Gather all lines from the material that contain the word "name".
--- BEGIN DATA PROVIDED ---
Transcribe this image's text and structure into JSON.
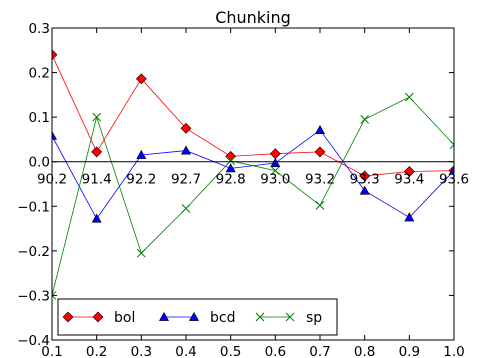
{
  "chart_data": {
    "type": "line",
    "title": "Chunking",
    "xlabel": "",
    "ylabel": "",
    "x": [
      0.1,
      0.2,
      0.3,
      0.4,
      0.5,
      0.6,
      0.7,
      0.8,
      0.9,
      1.0
    ],
    "x_ticks": [
      "0.1",
      "0.2",
      "0.3",
      "0.4",
      "0.5",
      "0.6",
      "0.7",
      "0.8",
      "0.9",
      "1.0"
    ],
    "xlim": [
      0.1,
      1.0
    ],
    "ylim": [
      -0.4,
      0.3
    ],
    "y_ticks": [
      "0.3",
      "0.2",
      "0.1",
      "0.0",
      "−0.1",
      "−0.2",
      "−0.3",
      "−0.4"
    ],
    "y_tick_values": [
      0.3,
      0.2,
      0.1,
      0.0,
      -0.1,
      -0.2,
      -0.3,
      -0.4
    ],
    "zero_line_labels": [
      "90.2",
      "91.4",
      "92.2",
      "92.7",
      "92.8",
      "93.0",
      "93.2",
      "93.3",
      "93.4",
      "93.6"
    ],
    "grid": false,
    "legend_position": "lower-left",
    "series": [
      {
        "name": "bol",
        "color": "#ff0000",
        "marker": "diamond",
        "values": [
          0.24,
          0.022,
          0.186,
          0.075,
          0.012,
          0.018,
          0.022,
          -0.032,
          -0.022,
          -0.02
        ]
      },
      {
        "name": "bcd",
        "color": "#0000ff",
        "marker": "triangle",
        "values": [
          0.058,
          -0.128,
          0.015,
          0.025,
          -0.015,
          -0.003,
          0.071,
          -0.065,
          -0.125,
          -0.02
        ]
      },
      {
        "name": "sp",
        "color": "#008000",
        "marker": "x",
        "values": [
          -0.3,
          0.1,
          -0.205,
          -0.105,
          0.002,
          -0.02,
          -0.098,
          0.095,
          0.145,
          0.038
        ]
      }
    ]
  }
}
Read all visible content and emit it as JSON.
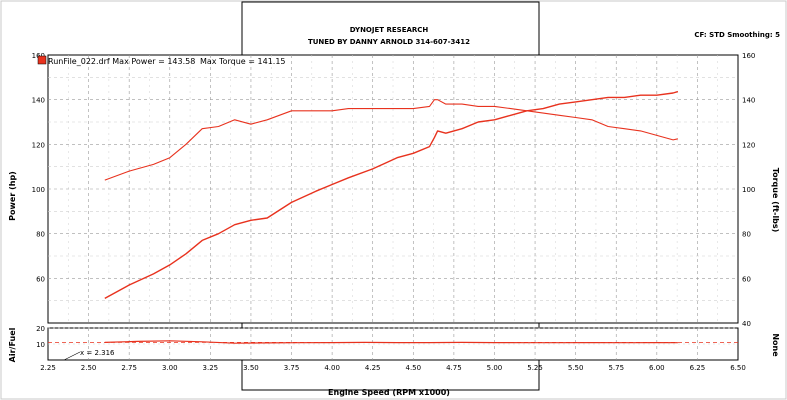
{
  "header": {
    "line1": "DYNOJET RESEARCH",
    "line2": "TUNED BY DANNY ARNOLD 314-607-3412",
    "settings": "CF: STD  Smoothing: 5"
  },
  "legend": {
    "run_label": "RunFile_022.drf Max Power = 143.58",
    "torque_label": "Max Torque = 141.15"
  },
  "cursor_readout": "x = 2.316",
  "colors": {
    "curve": "#e8321e",
    "grid": "#9a9a9a",
    "frame": "#000000"
  },
  "chart_data": {
    "type": "line",
    "xlabel": "Engine Speed (RPM x1000)",
    "x_ticks": [
      "2.25",
      "2.50",
      "2.75",
      "3.00",
      "3.25",
      "3.50",
      "3.75",
      "4.00",
      "4.25",
      "4.50",
      "4.75",
      "5.00",
      "5.25",
      "5.50",
      "5.75",
      "6.00",
      "6.25",
      "6.50"
    ],
    "xlim": [
      2.25,
      6.5
    ],
    "main_plot": {
      "ylabel_left": "Power (hp)",
      "ylabel_right": "Torque (ft-lbs)",
      "ylim": [
        40,
        160
      ],
      "y_ticks_left": [
        "160",
        "140",
        "120",
        "100",
        "80",
        "60"
      ],
      "y_ticks_right": [
        "160",
        "140",
        "120",
        "100",
        "80",
        "60",
        "40"
      ],
      "series": [
        {
          "name": "Max Power = 143.58",
          "x": [
            2.6,
            2.75,
            2.9,
            3.0,
            3.1,
            3.2,
            3.3,
            3.4,
            3.5,
            3.6,
            3.75,
            3.9,
            4.0,
            4.1,
            4.25,
            4.4,
            4.5,
            4.6,
            4.63,
            4.65,
            4.7,
            4.8,
            4.9,
            5.0,
            5.1,
            5.2,
            5.3,
            5.4,
            5.5,
            5.6,
            5.7,
            5.8,
            5.9,
            6.0,
            6.1,
            6.13
          ],
          "y": [
            51,
            57,
            62,
            66,
            71,
            77,
            80,
            84,
            86,
            87,
            94,
            99,
            102,
            105,
            109,
            114,
            116,
            119,
            123,
            126,
            125,
            127,
            130,
            131,
            133,
            135,
            136,
            138,
            139,
            140,
            141,
            141,
            142,
            142,
            143,
            143.6
          ]
        },
        {
          "name": "Max Torque = 141.15",
          "x": [
            2.6,
            2.75,
            2.9,
            3.0,
            3.1,
            3.2,
            3.3,
            3.4,
            3.5,
            3.6,
            3.75,
            3.9,
            4.0,
            4.1,
            4.25,
            4.4,
            4.5,
            4.6,
            4.63,
            4.65,
            4.7,
            4.8,
            4.9,
            5.0,
            5.1,
            5.2,
            5.3,
            5.4,
            5.5,
            5.6,
            5.7,
            5.8,
            5.9,
            6.0,
            6.1,
            6.13
          ],
          "y": [
            104,
            108,
            111,
            114,
            120,
            127,
            128,
            131,
            129,
            131,
            135,
            135,
            135,
            136,
            136,
            136,
            136,
            137,
            140,
            140,
            138,
            138,
            137,
            137,
            136,
            135,
            134,
            133,
            132,
            131,
            128,
            127,
            126,
            124,
            122,
            122.5
          ]
        }
      ]
    },
    "sub_plot": {
      "ylabel_left": "Air/Fuel",
      "ylabel_right": "None",
      "ylim": [
        0,
        20
      ],
      "y_ticks": [
        "20",
        "10"
      ],
      "reference_line": 11,
      "series": [
        {
          "name": "Air/Fuel",
          "x": [
            2.6,
            2.8,
            3.0,
            3.2,
            3.4,
            3.6,
            3.8,
            4.0,
            4.2,
            4.4,
            4.6,
            4.8,
            5.0,
            5.2,
            5.4,
            5.6,
            5.8,
            6.0,
            6.13
          ],
          "y": [
            11.0,
            11.6,
            12.0,
            11.4,
            10.5,
            10.7,
            10.8,
            10.9,
            11.0,
            10.9,
            10.9,
            11.0,
            10.9,
            10.8,
            10.8,
            10.9,
            10.8,
            10.9,
            10.8
          ]
        }
      ]
    }
  }
}
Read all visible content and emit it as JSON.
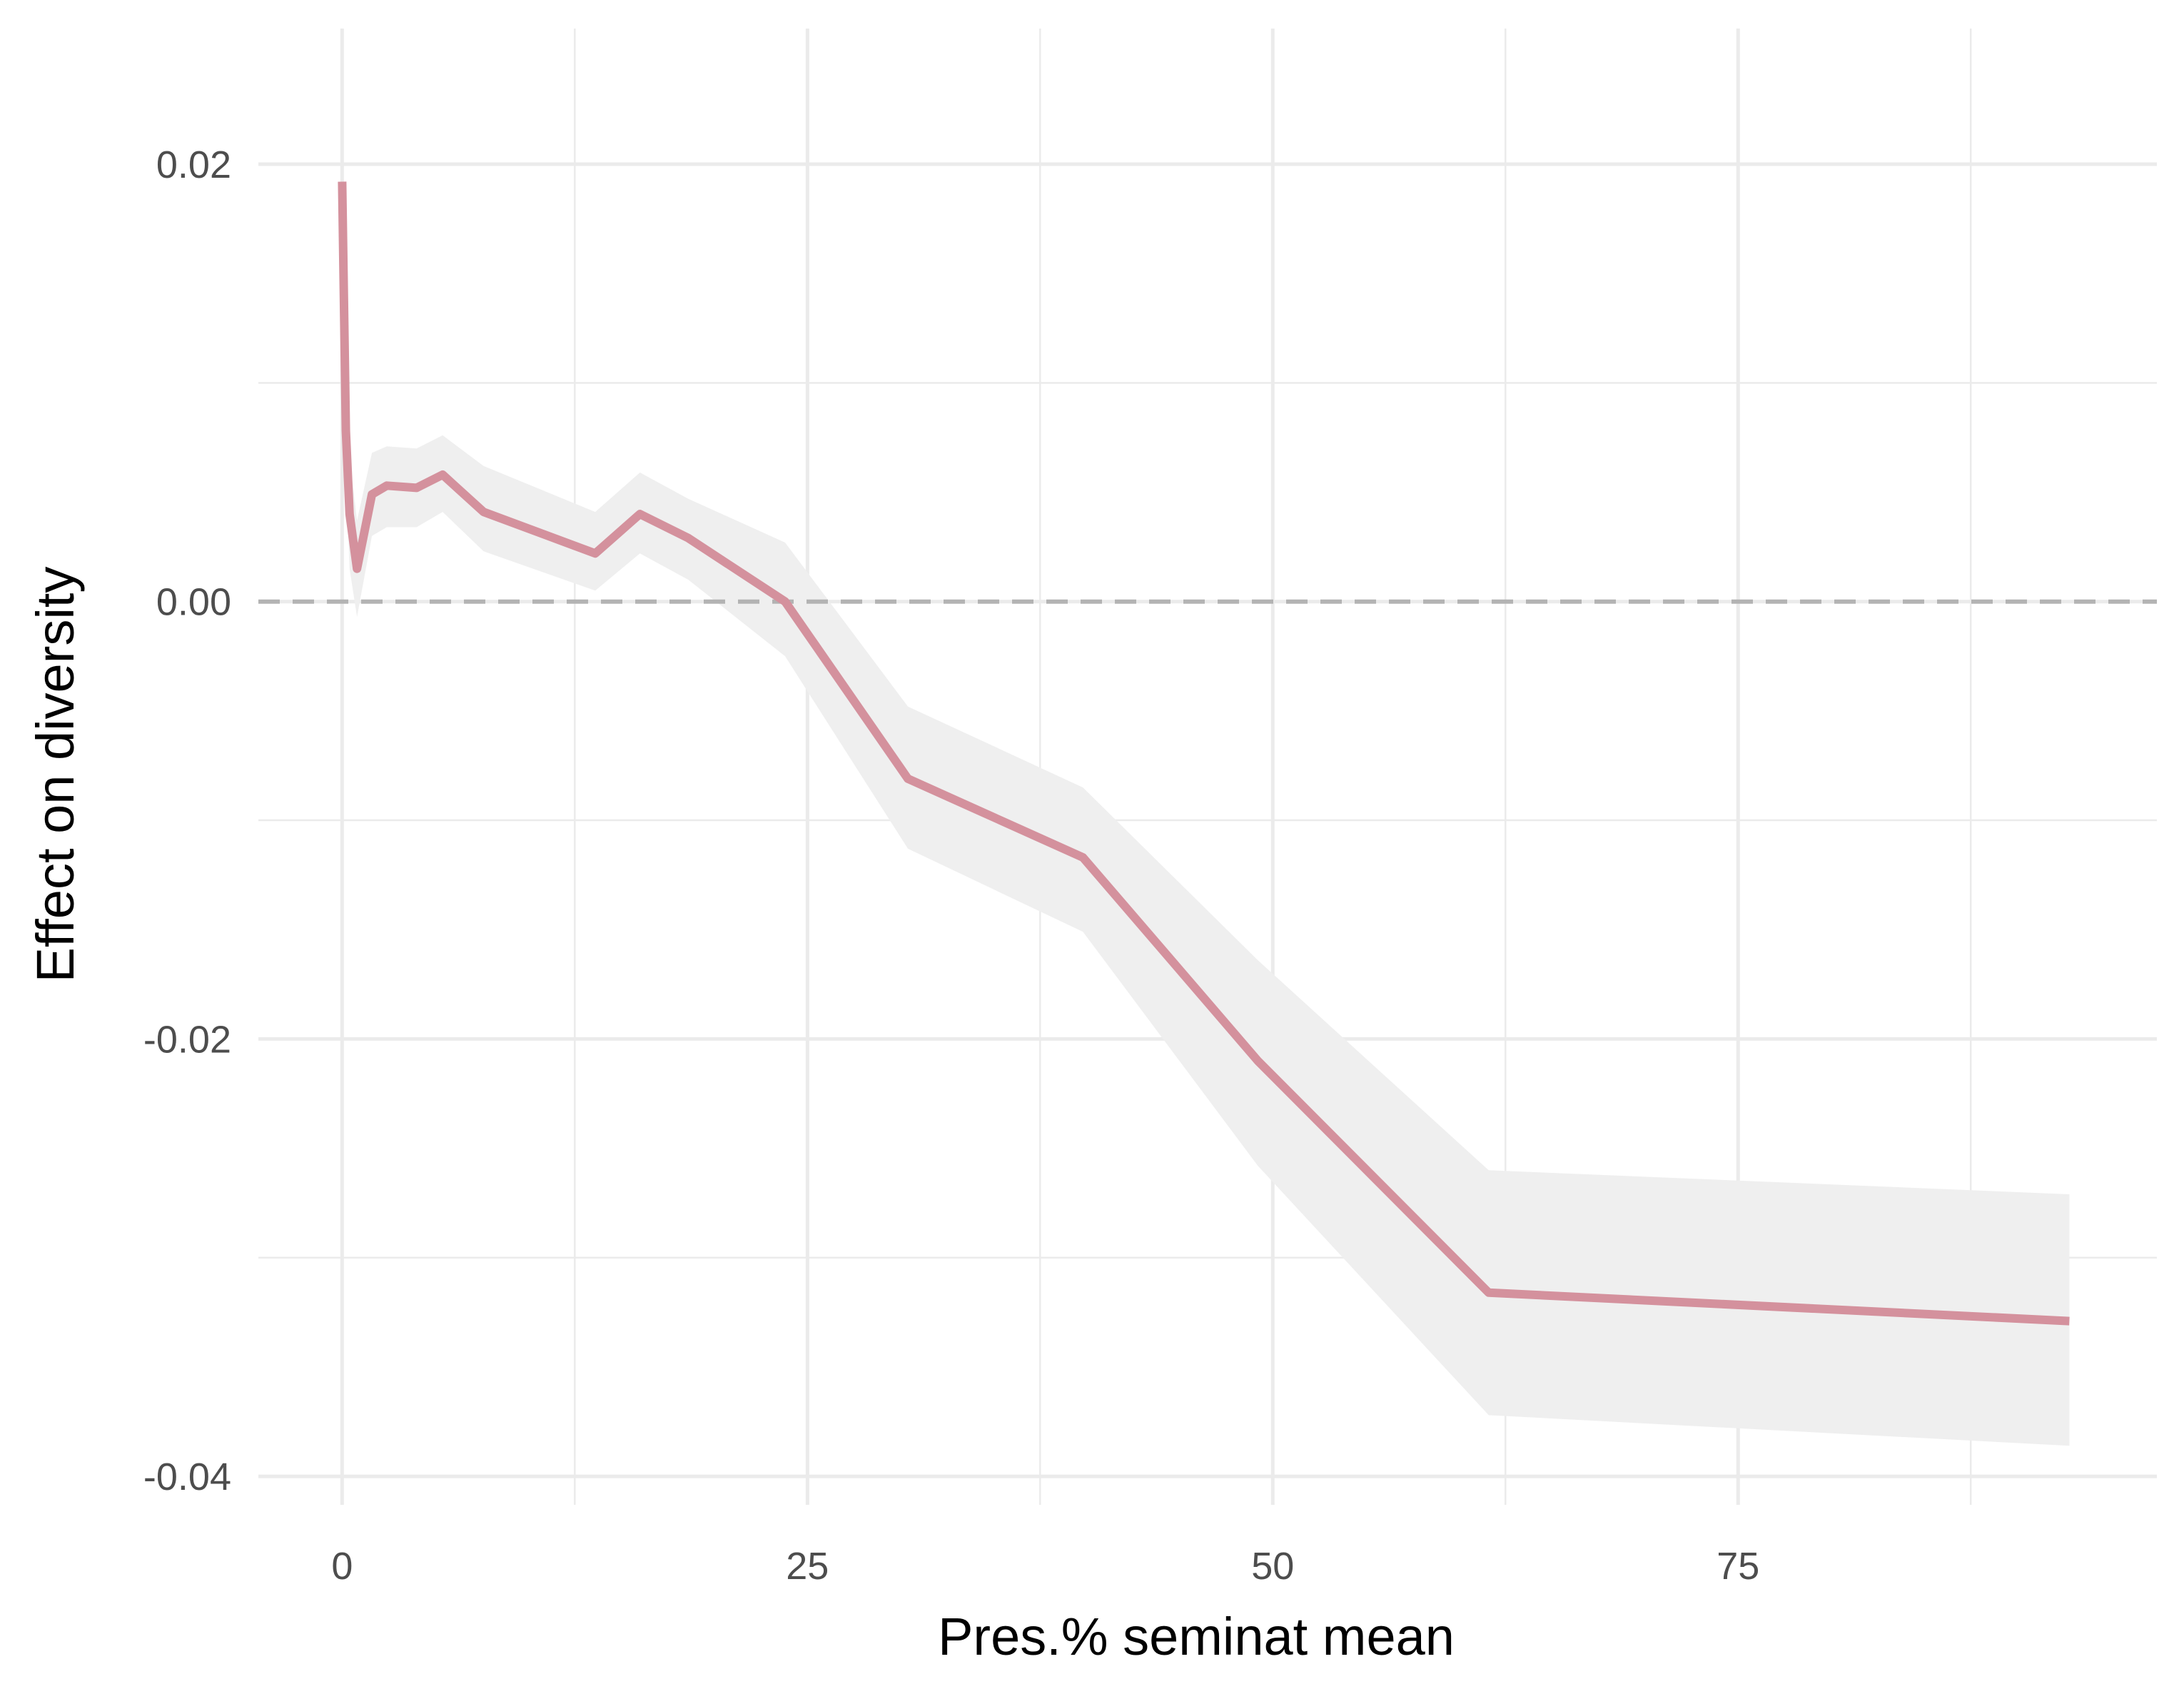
{
  "chart_data": {
    "type": "line",
    "title": "",
    "xlabel": "Pres.% seminat mean",
    "ylabel": "Effect on diversity",
    "xlim": [
      -4.5,
      97.5
    ],
    "ylim": [
      -0.0413,
      0.0262
    ],
    "x_ticks": [
      0,
      25,
      50,
      75
    ],
    "x_tick_labels": [
      "0",
      "25",
      "50",
      "75"
    ],
    "x_minor_ticks": [
      12.5,
      37.5,
      62.5,
      87.5
    ],
    "y_ticks": [
      0.02,
      0.0,
      -0.02,
      -0.04
    ],
    "y_tick_labels": [
      "0.02",
      "0.00",
      "-0.02",
      "-0.04"
    ],
    "y_minor_ticks": [
      0.01,
      -0.01,
      -0.03
    ],
    "grid": true,
    "reference_line": {
      "y": 0,
      "style": "dashed",
      "color": "#b3b3b3"
    },
    "series": [
      {
        "color": "#d4919d",
        "ribbon_color": "#efefef",
        "x": [
          0.0,
          0.2,
          0.4,
          0.8,
          1.6,
          2.4,
          4.0,
          5.4,
          7.6,
          13.6,
          16.0,
          18.6,
          23.8,
          30.4,
          39.8,
          49.2,
          61.6,
          92.8
        ],
        "y": [
          0.0192,
          0.0078,
          0.004,
          0.0015,
          0.0049,
          0.0053,
          0.0052,
          0.0058,
          0.0041,
          0.0022,
          0.004,
          0.0029,
          0.0,
          -0.0081,
          -0.0117,
          -0.021,
          -0.0316,
          -0.0329
        ],
        "lower": [
          0.0192,
          0.0062,
          0.0015,
          -0.0007,
          0.003,
          0.0034,
          0.0034,
          0.0041,
          0.0023,
          0.0005,
          0.0022,
          0.001,
          -0.0025,
          -0.0113,
          -0.0151,
          -0.0258,
          -0.0372,
          -0.0386
        ],
        "upper": [
          0.0192,
          0.0094,
          0.0066,
          0.0037,
          0.0068,
          0.0071,
          0.007,
          0.0076,
          0.0062,
          0.0041,
          0.0059,
          0.0047,
          0.0027,
          -0.0048,
          -0.0085,
          -0.0164,
          -0.026,
          -0.0271
        ]
      }
    ]
  }
}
--- END DATA PROVIDED ---
> **SOLUTION**
        "name": "bol",
        "name": "bcd",
        "name": "sp",
          "name": "Max Power = 143.58",
          "name": "Max Torque = 141.15",
          "name": "Air/Fuel",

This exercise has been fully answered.